● TO BE DONE: Return the listing below verbatim. Pictures do not belong in the copy.

● DATASET EXCERPTS:
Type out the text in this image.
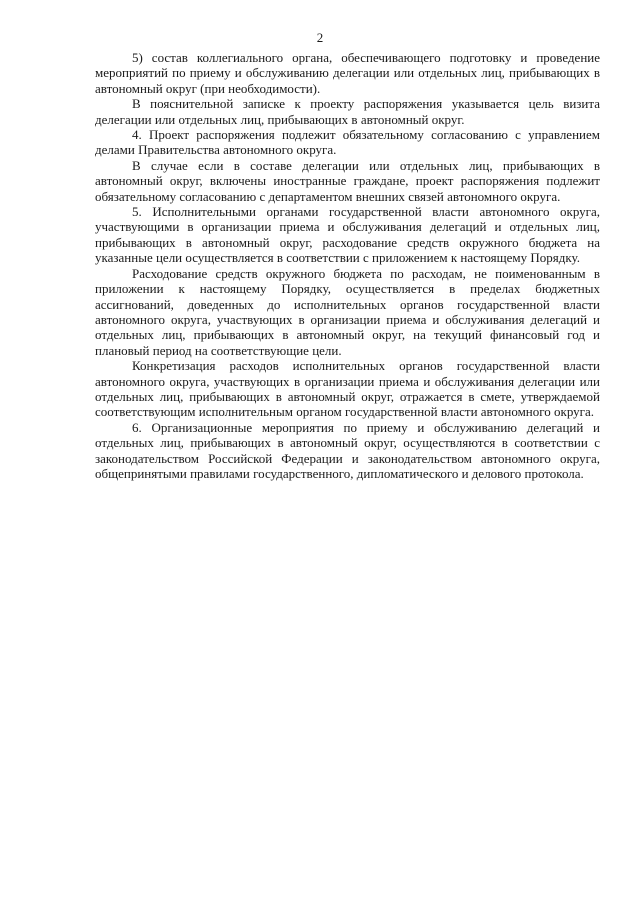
2

5) состав коллегиального органа, обеспечивающего подготовку и проведение мероприятий по приему и обслуживанию делегации или отдельных лиц, прибывающих в автономный округ (при необходимости).

В пояснительной записке к проекту распоряжения указывается цель визита делегации или отдельных лиц, прибывающих в автономный округ.

4. Проект распоряжения подлежит обязательному согласованию с управлением делами Правительства автономного округа.

В случае если в составе делегации или отдельных лиц, прибывающих в автономный округ, включены иностранные граждане, проект распоряжения подлежит обязательному согласованию с департаментом внешних связей автономного округа.

5. Исполнительными органами государственной власти автономного округа, участвующими в организации приема и обслуживания делегаций и отдельных лиц, прибывающих в автономный округ, расходование средств окружного бюджета на указанные цели осуществляется в соответствии с приложением к настоящему Порядку.

Расходование средств окружного бюджета по расходам, не поименованным в приложении к настоящему Порядку, осуществляется в пределах бюджетных ассигнований, доведенных до исполнительных органов государственной власти автономного округа, участвующих в организации приема и обслуживания делегаций и отдельных лиц, прибывающих в автономный округ, на текущий финансовый год и плановый период на соответствующие цели.

Конкретизация расходов исполнительных органов государственной власти автономного округа, участвующих в организации приема и обслуживания делегации или отдельных лиц, прибывающих в автономный округ, отражается в смете, утверждаемой соответствующим исполнительным органом государственной власти автономного округа.

6. Организационные мероприятия по приему и обслуживанию делегаций и отдельных лиц, прибывающих в автономный округ, осуществляются в соответствии с законодательством Российской Федерации и законодательством автономного округа, общепринятыми правилами государственного, дипломатического и делового протокола.
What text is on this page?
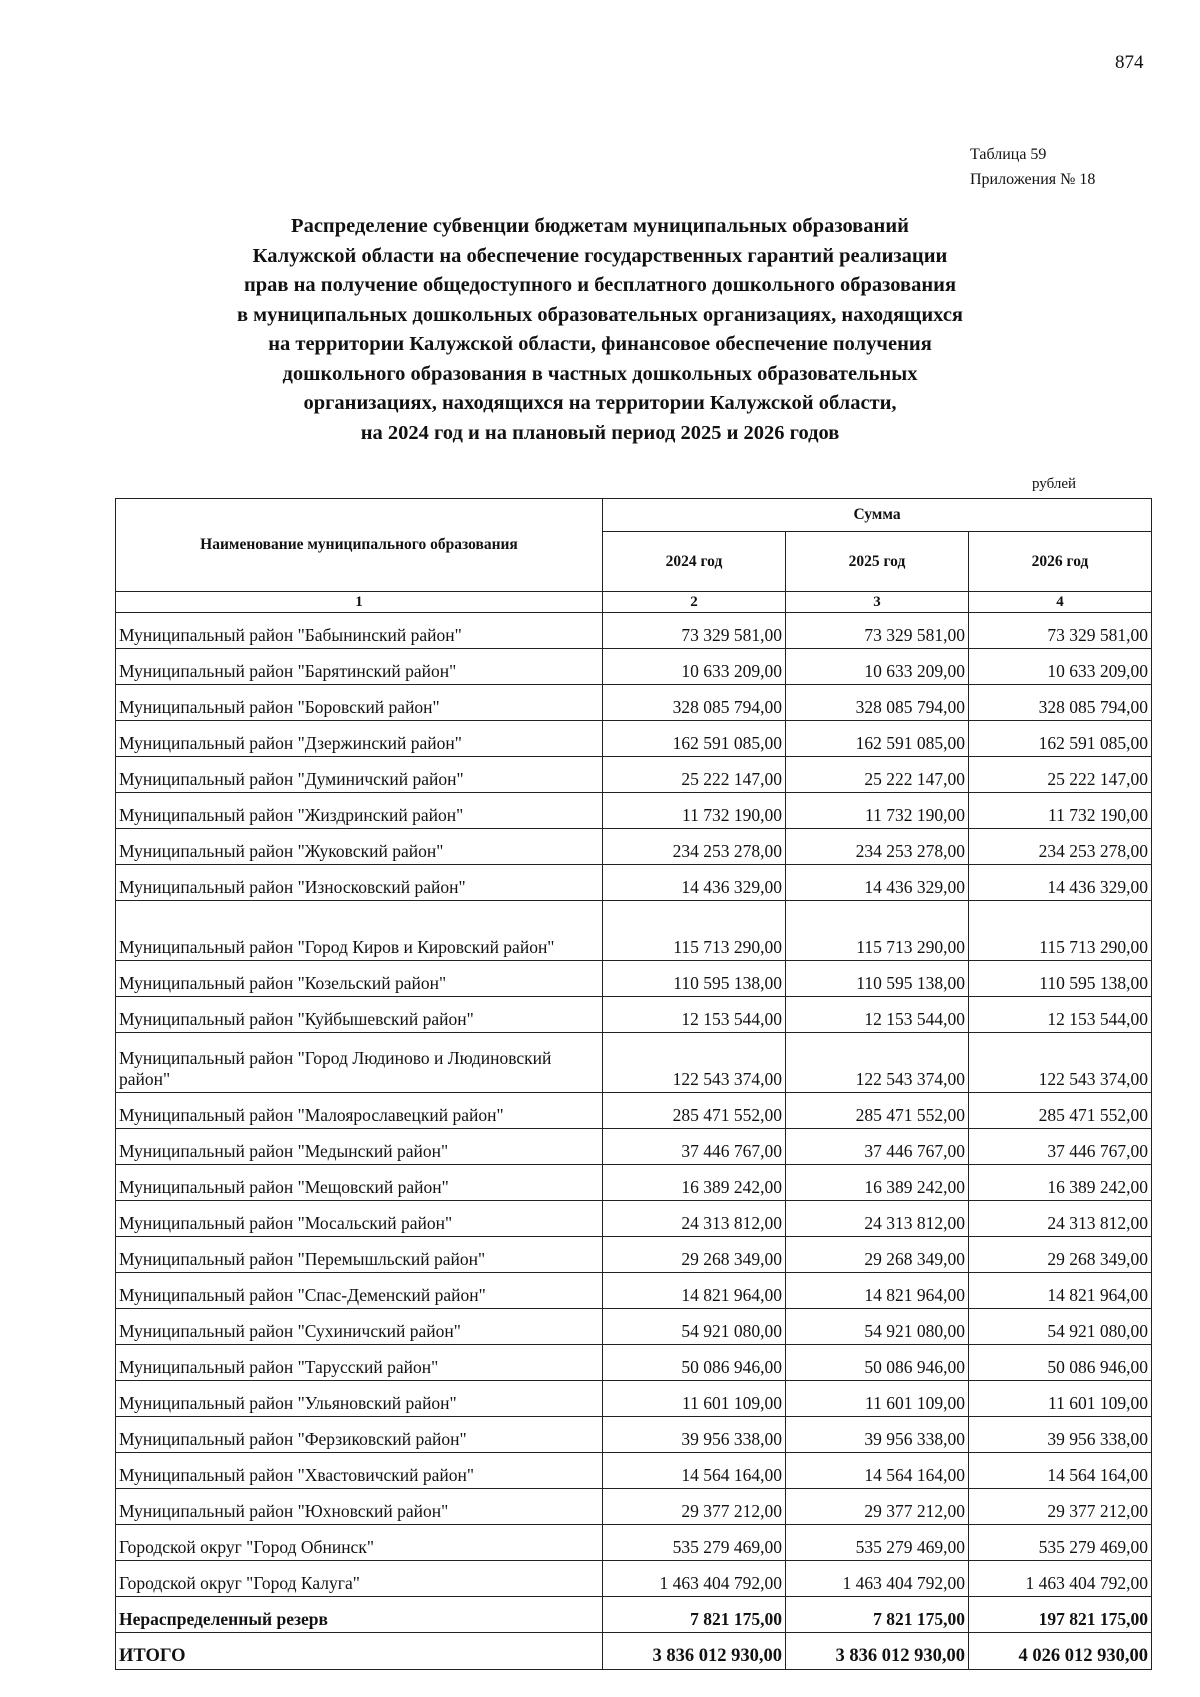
874
Таблица 59
Приложения № 18
Распределение субвенции бюджетам муниципальных образований
Калужской области на обеспечение государственных гарантий реализации
прав на получение общедоступного и бесплатного дошкольного образования
в муниципальных дошкольных образовательных организациях, находящихся
на территории Калужской области, финансовое обеспечение получения
дошкольного образования в частных дошкольных образовательных
организациях, находящихся на территории Калужской области,
на 2024 год и на плановый период 2025 и 2026 годов
рублей
Наименование муниципального образования	Сумма		
	2024 год	2025 год	2026 год
1	2	3	4
Муниципальный район "Бабынинский район"	73 329 581,00	73 329 581,00	73 329 581,00
Муниципальный район "Барятинский район"	10 633 209,00	10 633 209,00	10 633 209,00
Муниципальный район "Боровский район"	328 085 794,00	328 085 794,00	328 085 794,00
Муниципальный район "Дзержинский район"	162 591 085,00	162 591 085,00	162 591 085,00
Муниципальный район "Думиничский район"	25 222 147,00	25 222 147,00	25 222 147,00
Муниципальный район "Жиздринский район"	11 732 190,00	11 732 190,00	11 732 190,00
Муниципальный район "Жуковский район"	234 253 278,00	234 253 278,00	234 253 278,00
Муниципальный район "Износковский район"	14 436 329,00	14 436 329,00	14 436 329,00
Муниципальный район "Город Киров и Кировский район"	115 713 290,00	115 713 290,00	115 713 290,00
Муниципальный район "Козельский район"	110 595 138,00	110 595 138,00	110 595 138,00
Муниципальный район "Куйбышевский район"	12 153 544,00	12 153 544,00	12 153 544,00
Муниципальный район "Город Людиново и Людиновский район"	122 543 374,00	122 543 374,00	122 543 374,00
Муниципальный район "Малоярославецкий район"	285 471 552,00	285 471 552,00	285 471 552,00
Муниципальный район "Медынский район"	37 446 767,00	37 446 767,00	37 446 767,00
Муниципальный район "Мещовский район"	16 389 242,00	16 389 242,00	16 389 242,00
Муниципальный район "Мосальский район"	24 313 812,00	24 313 812,00	24 313 812,00
Муниципальный район "Перемышльский район"	29 268 349,00	29 268 349,00	29 268 349,00
Муниципальный район "Спас-Деменский район"	14 821 964,00	14 821 964,00	14 821 964,00
Муниципальный район "Сухиничский район"	54 921 080,00	54 921 080,00	54 921 080,00
Муниципальный район "Тарусский район"	50 086 946,00	50 086 946,00	50 086 946,00
Муниципальный район "Ульяновский район"	11 601 109,00	11 601 109,00	11 601 109,00
Муниципальный район "Ферзиковский район"	39 956 338,00	39 956 338,00	39 956 338,00
Муниципальный район "Хвастовичский район"	14 564 164,00	14 564 164,00	14 564 164,00
Муниципальный район "Юхновский район"	29 377 212,00	29 377 212,00	29 377 212,00
Городской округ "Город Обнинск"	535 279 469,00	535 279 469,00	535 279 469,00
Городской округ "Город Калуга"	1 463 404 792,00	1 463 404 792,00	1 463 404 792,00
Нераспределенный резерв	7 821 175,00	7 821 175,00	197 821 175,00
ИТОГО	3 836 012 930,00	3 836 012 930,00	4 026 012 930,00
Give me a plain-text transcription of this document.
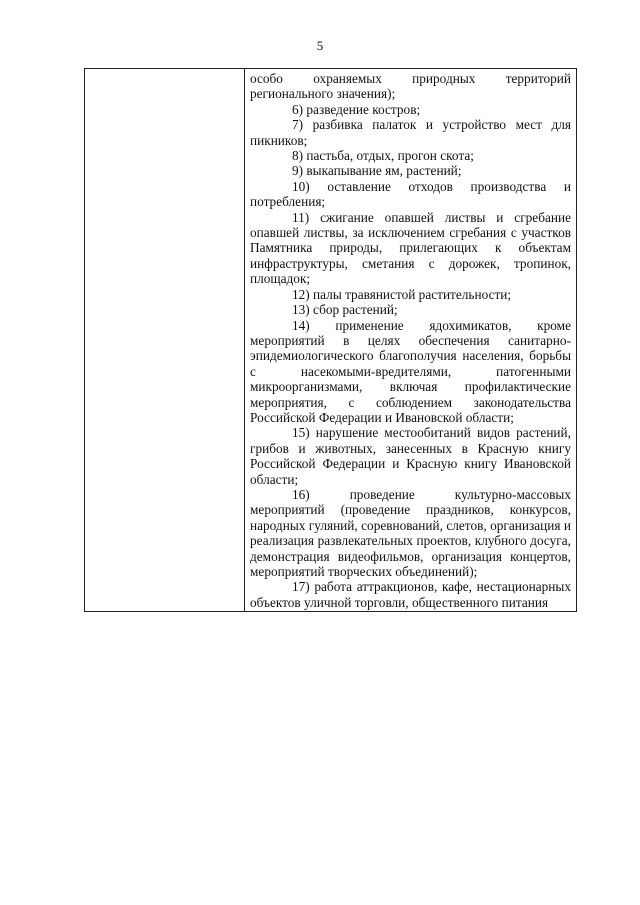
5

особо охраняемых природных территорий регионального значения);

6) разведение костров;

7) разбивка палаток и устройство мест для пикников;

8) пастьба, отдых, прогон скота;

9) выкапывание ям, растений;

10) оставление отходов производства и потребления;

11) сжигание опавшей листвы и сгребание опавшей листвы, за исключением сгребания с участков Памятника природы, прилегающих к объектам инфраструктуры, сметания с дорожек, тропинок, площадок;

12) палы травянистой растительности;

13) сбор растений;

14) применение ядохимикатов, кроме мероприятий в целях обеспечения санитарно-эпидемиологического благополучия населения, борьбы с насекомыми-вредителями, патогенными микроорганизмами, включая профилактические мероприятия, с соблюдением законодательства Российской Федерации и Ивановской области;

15) нарушение местообитаний видов растений, грибов и животных, занесенных в Красную книгу Российской Федерации и Красную книгу Ивановской области;

16) проведение культурно-массовых мероприятий (проведение праздников, конкурсов, народных гуляний, соревнований, слетов, организация и реализация развлекательных проектов, клубного досуга, демонстрация видеофильмов, организация концертов, мероприятий творческих объединений);

17) работа аттракционов, кафе, нестационарных объектов уличной торговли, общественного питания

● COMPLETE OUTPUT:
Type out the text in this image.
2

5) состав коллегиального органа, обеспечивающего подготовку и проведение мероприятий по приему и обслуживанию делегации или отдельных лиц, прибывающих в автономный округ (при необходимости).

В пояснительной записке к проекту распоряжения указывается цель визита делегации или отдельных лиц, прибывающих в автономный округ.

4. Проект распоряжения подлежит обязательному согласованию с управлением делами Правительства автономного округа.

В случае если в составе делегации или отдельных лиц, прибывающих в автономный округ, включены иностранные граждане, проект распоряжения подлежит обязательному согласованию с департаментом внешних связей автономного округа.

5. Исполнительными органами государственной власти автономного округа, участвующими в организации приема и обслуживания делегаций и отдельных лиц, прибывающих в автономный округ, расходование средств окружного бюджета на указанные цели осуществляется в соответствии с приложением к настоящему Порядку.

Расходование средств окружного бюджета по расходам, не поименованным в приложении к настоящему Порядку, осуществляется в пределах бюджетных ассигнований, доведенных до исполнительных органов государственной власти автономного округа, участвующих в организации приема и обслуживания делегаций и отдельных лиц, прибывающих в автономный округ, на текущий финансовый год и плановый период на соответствующие цели.

Конкретизация расходов исполнительных органов государственной власти автономного округа, участвующих в организации приема и обслуживания делегации или отдельных лиц, прибывающих в автономный округ, отражается в смете, утверждаемой соответствующим исполнительным органом государственной власти автономного округа.

6. Организационные мероприятия по приему и обслуживанию делегаций и отдельных лиц, прибывающих в автономный округ, осуществляются в соответствии с законодательством Российской Федерации и законодательством автономного округа, общепринятыми правилами государственного, дипломатического и делового протокола.
What text is on this page?
874
Таблица 59
Приложения № 18
Распределение субвенции бюджетам муниципальных образований
Калужской области на обеспечение государственных гарантий реализации
прав на получение общедоступного и бесплатного дошкольного образования
в муниципальных дошкольных образовательных организациях, находящихся
на территории Калужской области, финансовое обеспечение получения
дошкольного образования в частных дошкольных образовательных
организациях, находящихся на территории Калужской области,
на 2024 год и на плановый период 2025 и 2026 годов
рублей
Наименование муниципального образования	Сумма		
	2024 год	2025 год	2026 год
1	2	3	4
Муниципальный район "Бабынинский район"	73 329 581,00	73 329 581,00	73 329 581,00
Муниципальный район "Барятинский район"	10 633 209,00	10 633 209,00	10 633 209,00
Муниципальный район "Боровский район"	328 085 794,00	328 085 794,00	328 085 794,00
Муниципальный район "Дзержинский район"	162 591 085,00	162 591 085,00	162 591 085,00
Муниципальный район "Думиничский район"	25 222 147,00	25 222 147,00	25 222 147,00
Муниципальный район "Жиздринский район"	11 732 190,00	11 732 190,00	11 732 190,00
Муниципальный район "Жуковский район"	234 253 278,00	234 253 278,00	234 253 278,00
Муниципальный район "Износковский район"	14 436 329,00	14 436 329,00	14 436 329,00
Муниципальный район "Город Киров и Кировский район"	115 713 290,00	115 713 290,00	115 713 290,00
Муниципальный район "Козельский район"	110 595 138,00	110 595 138,00	110 595 138,00
Муниципальный район "Куйбышевский район"	12 153 544,00	12 153 544,00	12 153 544,00
Муниципальный район "Город Людиново и Людиновский район"	122 543 374,00	122 543 374,00	122 543 374,00
Муниципальный район "Малоярославецкий район"	285 471 552,00	285 471 552,00	285 471 552,00
Муниципальный район "Медынский район"	37 446 767,00	37 446 767,00	37 446 767,00
Муниципальный район "Мещовский район"	16 389 242,00	16 389 242,00	16 389 242,00
Муниципальный район "Мосальский район"	24 313 812,00	24 313 812,00	24 313 812,00
Муниципальный район "Перемышльский район"	29 268 349,00	29 268 349,00	29 268 349,00
Муниципальный район "Спас-Деменский район"	14 821 964,00	14 821 964,00	14 821 964,00
Муниципальный район "Сухиничский район"	54 921 080,00	54 921 080,00	54 921 080,00
Муниципальный район "Тарусский район"	50 086 946,00	50 086 946,00	50 086 946,00
Муниципальный район "Ульяновский район"	11 601 109,00	11 601 109,00	11 601 109,00
Муниципальный район "Ферзиковский район"	39 956 338,00	39 956 338,00	39 956 338,00
Муниципальный район "Хвастовичский район"	14 564 164,00	14 564 164,00	14 564 164,00
Муниципальный район "Юхновский район"	29 377 212,00	29 377 212,00	29 377 212,00
Городской округ "Город Обнинск"	535 279 469,00	535 279 469,00	535 279 469,00
Городской округ "Город Калуга"	1 463 404 792,00	1 463 404 792,00	1 463 404 792,00
Нераспределенный резерв	7 821 175,00	7 821 175,00	197 821 175,00
ИТОГО	3 836 012 930,00	3 836 012 930,00	4 026 012 930,00
Give me a plain-text transcription of this document.
5

особо охраняемых природных территорий регионального значения);

6) разведение костров;

7) разбивка палаток и устройство мест для пикников;

8) пастьба, отдых, прогон скота;

9) выкапывание ям, растений;

10) оставление отходов производства и потребления;

11) сжигание опавшей листвы и сгребание опавшей листвы, за исключением сгребания с участков Памятника природы, прилегающих к объектам инфраструктуры, сметания с дорожек, тропинок, площадок;

12) палы травянистой растительности;

13) сбор растений;

14) применение ядохимикатов, кроме мероприятий в целях обеспечения санитарно-эпидемиологического благополучия населения, борьбы с насекомыми-вредителями, патогенными микроорганизмами, включая профилактические мероприятия, с соблюдением законодательства Российской Федерации и Ивановской области;

15) нарушение местообитаний видов растений, грибов и животных, занесенных в Красную книгу Российской Федерации и Красную книгу Ивановской области;

16) проведение культурно-массовых мероприятий (проведение праздников, конкурсов, народных гуляний, соревнований, слетов, организация и реализация развлекательных проектов, клубного досуга, демонстрация видеофильмов, организация концертов, мероприятий творческих объединений);

17) работа аттракционов, кафе, нестационарных объектов уличной торговли, общественного питания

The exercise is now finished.